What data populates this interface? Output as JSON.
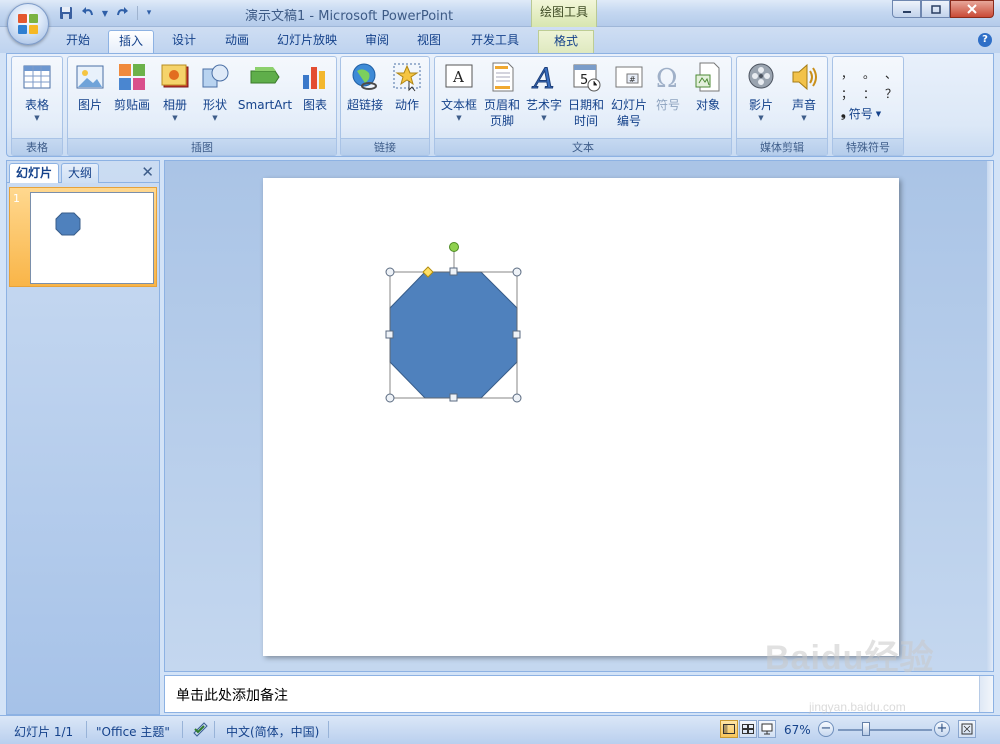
{
  "window": {
    "title": "演示文稿1 - Microsoft PowerPoint",
    "context_tool": "绘图工具"
  },
  "tabs": [
    "开始",
    "插入",
    "设计",
    "动画",
    "幻灯片放映",
    "审阅",
    "视图",
    "开发工具",
    "格式"
  ],
  "active_tab": "插入",
  "ribbon": {
    "groups": {
      "table": {
        "label": "表格",
        "buttons": [
          "表格"
        ]
      },
      "illustrations": {
        "label": "插图",
        "buttons": [
          "图片",
          "剪贴画",
          "相册",
          "形状",
          "SmartArt",
          "图表"
        ]
      },
      "links": {
        "label": "链接",
        "buttons": [
          "超链接",
          "动作"
        ]
      },
      "text": {
        "label": "文本",
        "buttons": [
          {
            "line1": "文本框",
            "line2": ""
          },
          {
            "line1": "页眉和",
            "line2": "页脚"
          },
          {
            "line1": "艺术字",
            "line2": ""
          },
          {
            "line1": "日期和",
            "line2": "时间"
          },
          {
            "line1": "幻灯片",
            "line2": "编号"
          },
          {
            "line1": "符号",
            "line2": ""
          },
          {
            "line1": "对象",
            "line2": ""
          }
        ]
      },
      "media": {
        "label": "媒体剪辑",
        "buttons": [
          "影片",
          "声音"
        ]
      },
      "special": {
        "label": "特殊符号",
        "symbols_row1": [
          "，",
          "。",
          "、"
        ],
        "symbols_row2": [
          "；",
          "：",
          "？"
        ],
        "button": "符号"
      }
    }
  },
  "left_pane": {
    "tabs": [
      "幻灯片",
      "大纲"
    ],
    "slide_number": "1"
  },
  "notes_placeholder": "单击此处添加备注",
  "status": {
    "slide": "幻灯片 1/1",
    "theme": "\"Office 主题\"",
    "language": "中文(简体，中国)",
    "zoom": "67%",
    "zoom_fraction": 0.3
  },
  "watermark": {
    "main": "Baidu经验",
    "sub": "jingyan.baidu.com"
  },
  "colors": {
    "shape_fill": "#4f81bd",
    "shape_stroke": "#385d8a",
    "rotation_handle": "#8fd14f",
    "adjust_handle": "#ffe066"
  }
}
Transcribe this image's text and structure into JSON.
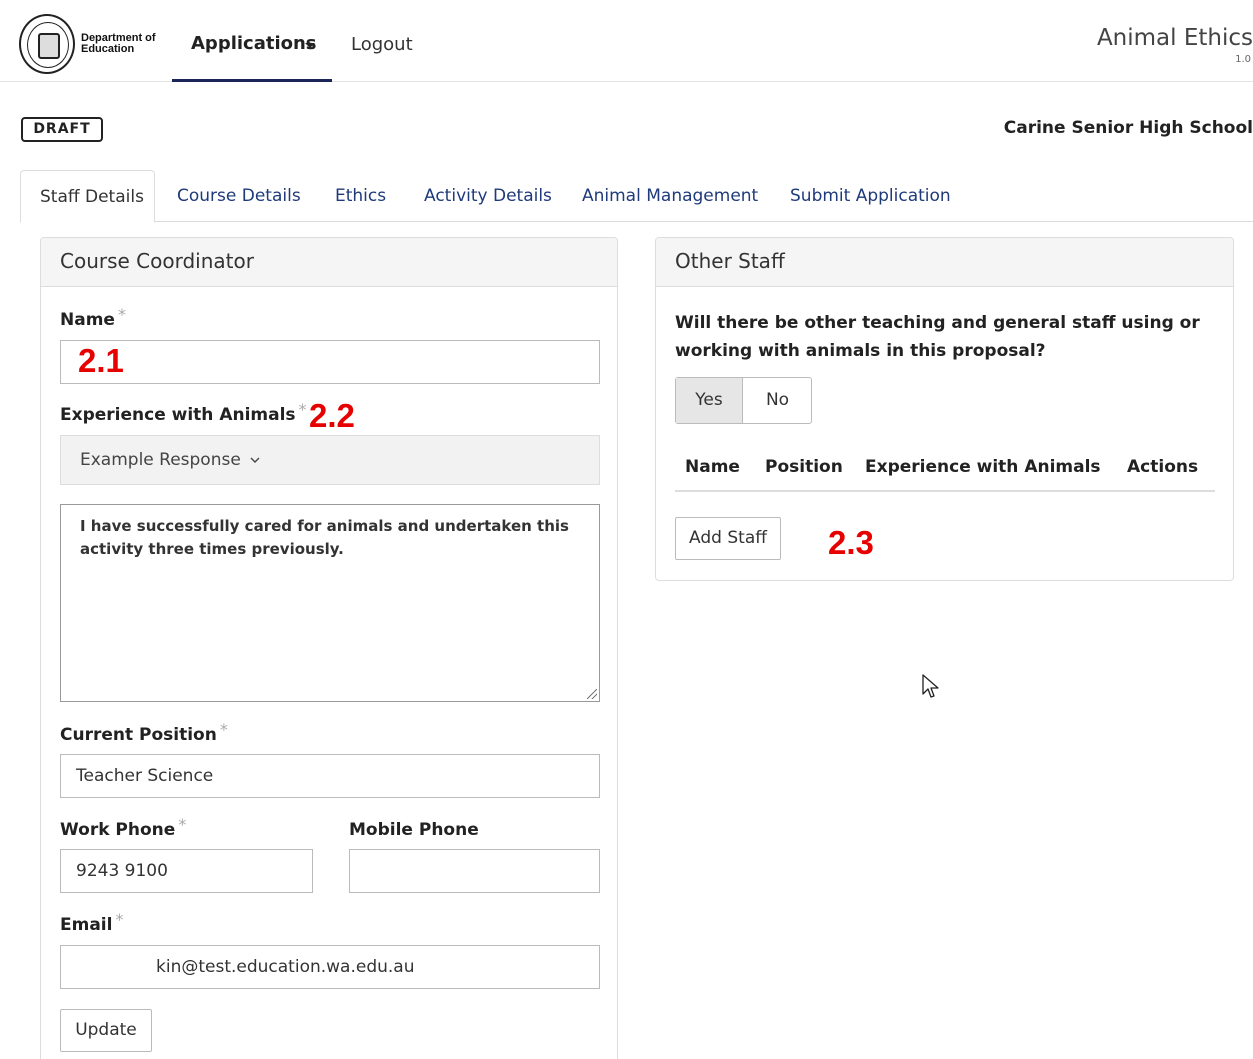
{
  "header": {
    "logo_text_line1": "Department of",
    "logo_text_line2": "Education",
    "nav_applications": "Applications",
    "nav_logout": "Logout",
    "app_title": "Animal Ethics",
    "app_version": "1.0",
    "logo_icon": "government-seal-icon",
    "caret_icon": "caret-down-icon"
  },
  "status": {
    "badge": "DRAFT",
    "school": "Carine Senior High School"
  },
  "tabs": [
    {
      "label": "Staff Details",
      "active": true
    },
    {
      "label": "Course Details",
      "active": false
    },
    {
      "label": "Ethics",
      "active": false
    },
    {
      "label": "Activity Details",
      "active": false
    },
    {
      "label": "Animal Management",
      "active": false
    },
    {
      "label": "Submit Application",
      "active": false
    }
  ],
  "coordinator": {
    "title": "Course Coordinator",
    "name_label": "Name",
    "name_value": "",
    "required_mark": "*",
    "experience_label": "Experience with Animals",
    "example_dropdown": "Example Response",
    "experience_text": "I have successfully cared for animals and undertaken this activity three times previously.",
    "position_label": "Current Position",
    "position_value": "Teacher Science",
    "work_phone_label": "Work Phone",
    "work_phone_value": "9243 9100",
    "mobile_phone_label": "Mobile Phone",
    "mobile_phone_value": "",
    "email_label": "Email",
    "email_value": "kin@test.education.wa.edu.au",
    "update_button": "Update"
  },
  "other_staff": {
    "title": "Other Staff",
    "question": "Will there be other teaching and general staff using or working with animals in this proposal?",
    "yes_label": "Yes",
    "no_label": "No",
    "selected": "Yes",
    "columns": [
      "Name",
      "Position",
      "Experience with Animals",
      "Actions"
    ],
    "rows": [],
    "add_button": "Add Staff"
  },
  "annotations": {
    "a1": "2.1",
    "a2": "2.2",
    "a3": "2.3"
  },
  "colors": {
    "annotation": "#e60000",
    "nav_underline": "#1c2557",
    "tab_link": "#1f3a7a"
  }
}
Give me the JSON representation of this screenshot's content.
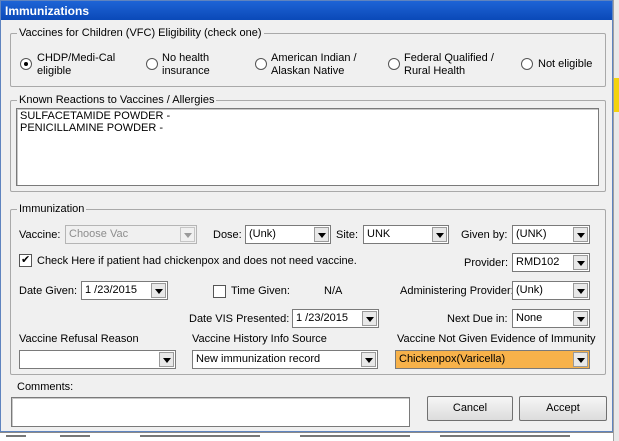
{
  "window": {
    "title": "Immunizations"
  },
  "vfc": {
    "legend": "Vaccines for Children (VFC) Eligibility (check one)",
    "options": [
      {
        "label": "CHDP/Medi-Cal eligible",
        "selected": true
      },
      {
        "label": "No health insurance",
        "selected": false
      },
      {
        "label": "American Indian / Alaskan Native",
        "selected": false
      },
      {
        "label": "Federal Qualified / Rural Health",
        "selected": false
      },
      {
        "label": "Not eligible",
        "selected": false
      }
    ]
  },
  "allergies": {
    "legend": "Known Reactions to Vaccines / Allergies",
    "lines": [
      "SULFACETAMIDE POWDER -",
      "PENICILLAMINE POWDER -"
    ]
  },
  "immunization": {
    "legend": "Immunization",
    "vaccine": {
      "label": "Vaccine:",
      "value": "Choose Vac"
    },
    "dose": {
      "label": "Dose:",
      "value": "(Unk)"
    },
    "site": {
      "label": "Site:",
      "value": "UNK"
    },
    "given_by": {
      "label": "Given by:",
      "value": "(UNK)"
    },
    "chickenpox_check": {
      "label": "Check Here if patient had chickenpox and does not need vaccine.",
      "checked": true
    },
    "provider": {
      "label": "Provider:",
      "value": "RMD102"
    },
    "date_given": {
      "label": "Date Given:",
      "value": "1 /23/2015"
    },
    "time_given": {
      "label": "Time Given:",
      "value": "N/A",
      "checked": false
    },
    "administering_provider": {
      "label": "Administering Provider:",
      "value": "(Unk)"
    },
    "date_vis": {
      "label": "Date VIS Presented:",
      "value": "1 /23/2015"
    },
    "next_due": {
      "label": "Next Due in:",
      "value": "None"
    },
    "refusal_reason": {
      "label": "Vaccine Refusal Reason",
      "value": ""
    },
    "history_source": {
      "label": "Vaccine History Info Source",
      "value": "New immunization record"
    },
    "not_given_evidence": {
      "label": "Vaccine Not Given Evidence of Immunity",
      "value": "Chickenpox(Varicella)"
    }
  },
  "comments": {
    "label": "Comments:",
    "value": ""
  },
  "buttons": {
    "cancel": "Cancel",
    "accept": "Accept"
  },
  "colors": {
    "titlebar": "#0a49b8",
    "highlight": "#f7b24a"
  }
}
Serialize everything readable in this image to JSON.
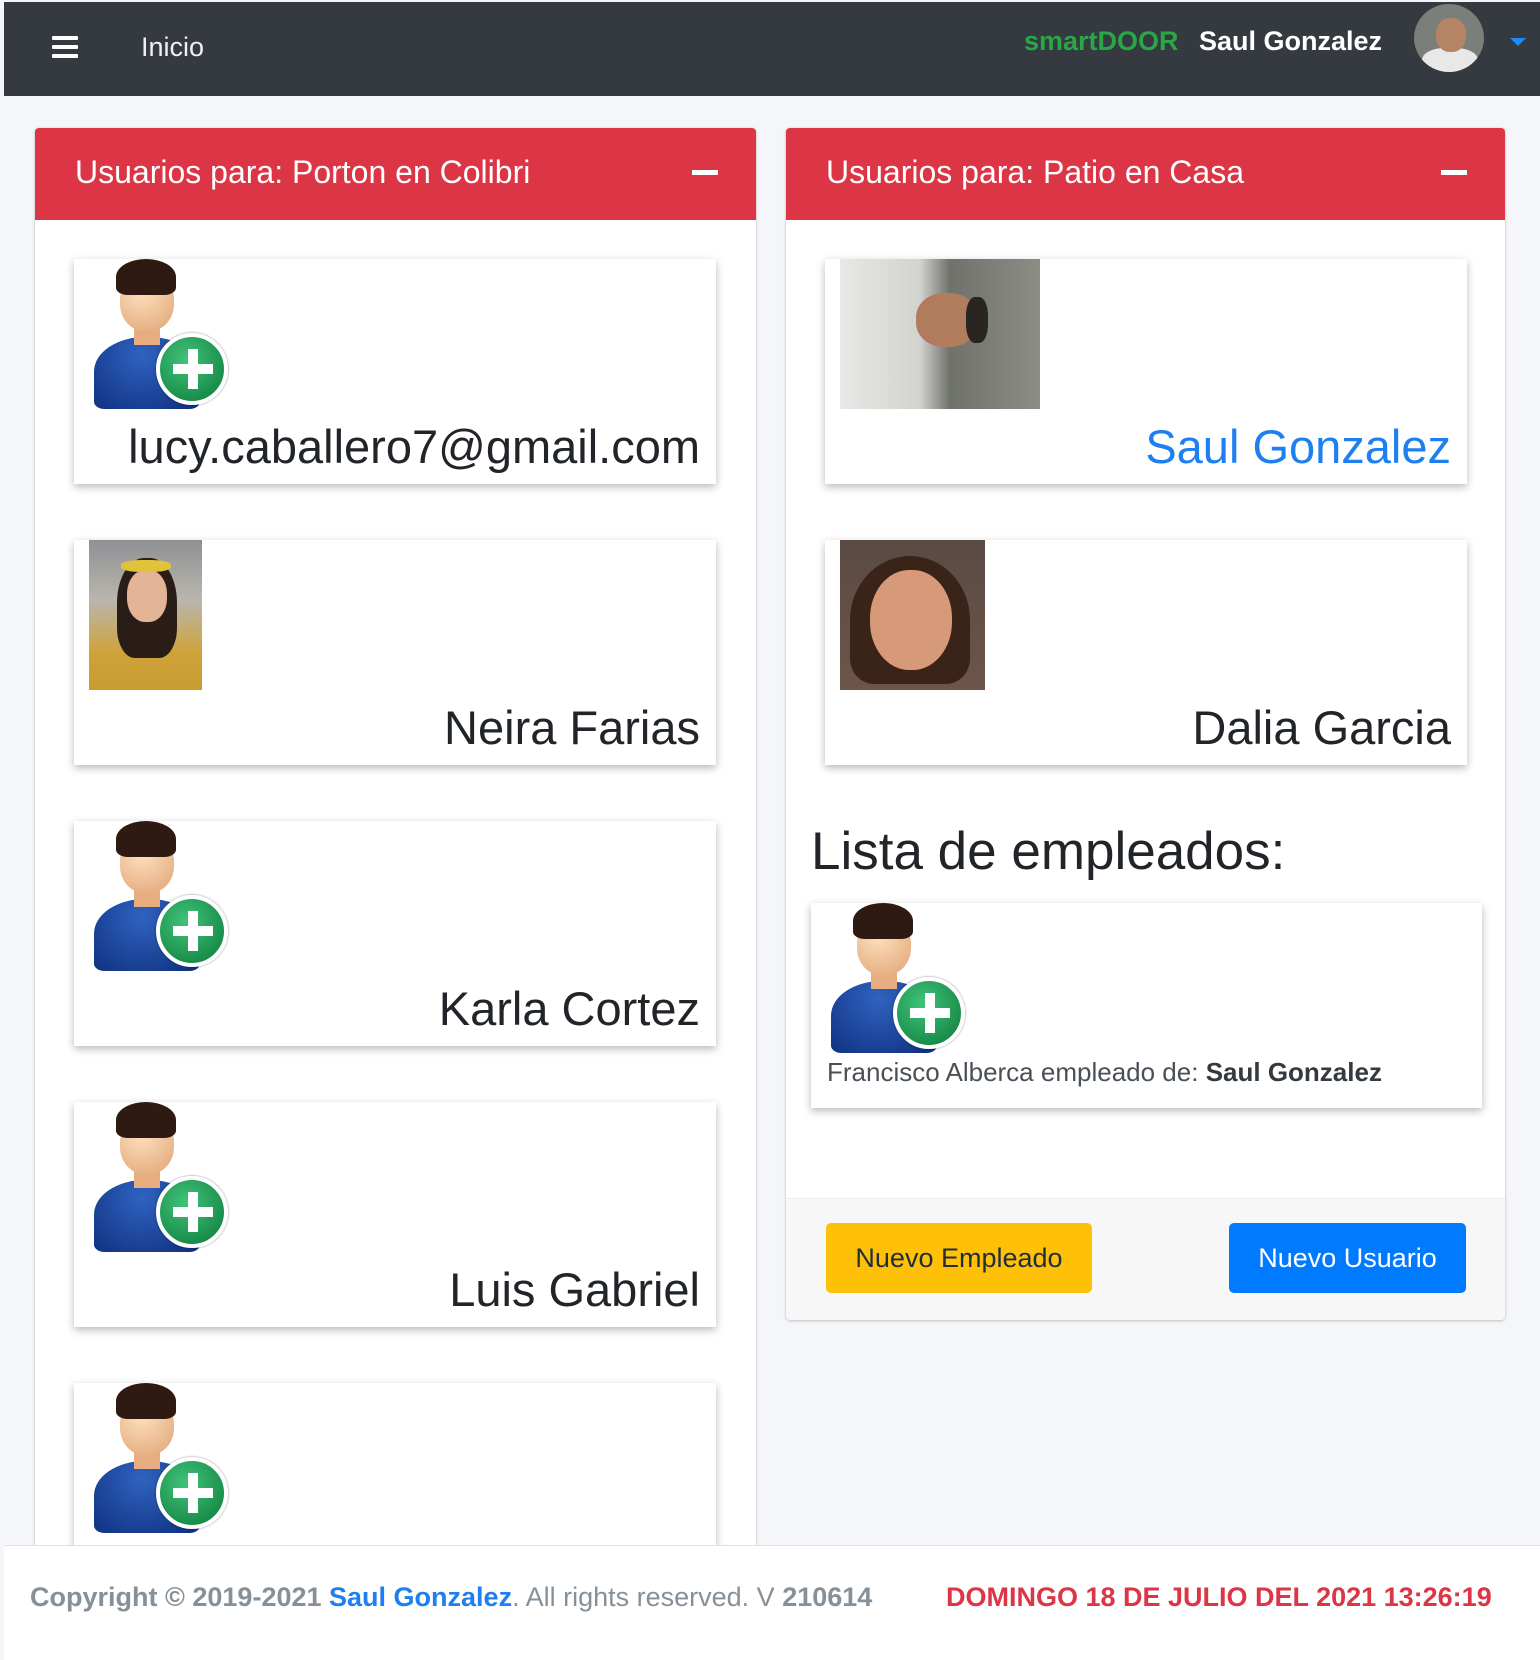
{
  "navbar": {
    "home_label": "Inicio",
    "brand": "smartDOOR",
    "user_name": "Saul Gonzalez"
  },
  "left_panel": {
    "title": "Usuarios para: Porton en Colibri",
    "users": [
      {
        "name": "lucy.caballero7@gmail.com",
        "avatar": "default-user-add-icon"
      },
      {
        "name": "Neira Farias",
        "avatar": "photo"
      },
      {
        "name": "Karla Cortez",
        "avatar": "default-user-add-icon"
      },
      {
        "name": "Luis Gabriel",
        "avatar": "default-user-add-icon"
      },
      {
        "name": "",
        "avatar": "default-user-add-icon"
      }
    ]
  },
  "right_panel": {
    "title": "Usuarios para: Patio en Casa",
    "users": [
      {
        "name": "Saul Gonzalez",
        "avatar": "photo"
      },
      {
        "name": "Dalia Garcia",
        "avatar": "photo"
      }
    ],
    "employees_heading": "Lista de empleados:",
    "employee": {
      "name": "Francisco Alberca",
      "relation": "empleado de:",
      "employer": "Saul Gonzalez"
    },
    "buttons": {
      "new_employee": "Nuevo Empleado",
      "new_user": "Nuevo Usuario"
    }
  },
  "footer": {
    "copyright_prefix": "Copyright © 2019-2021",
    "author": "Saul Gonzalez",
    "rights": ". All rights reserved. V",
    "version": "210614",
    "datetime": "DOMINGO 18 DE JULIO DEL 2021 13:26:19"
  },
  "colors": {
    "card_header": "#dc3545",
    "navbar": "#343a40",
    "brand": "#28a745",
    "link": "#1e7ff0",
    "warning_button": "#ffc107",
    "primary_button": "#007bff"
  }
}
--*--
Do this →
Count the lines above that contain the word "eligible". Give only the number.

Result of the task →
2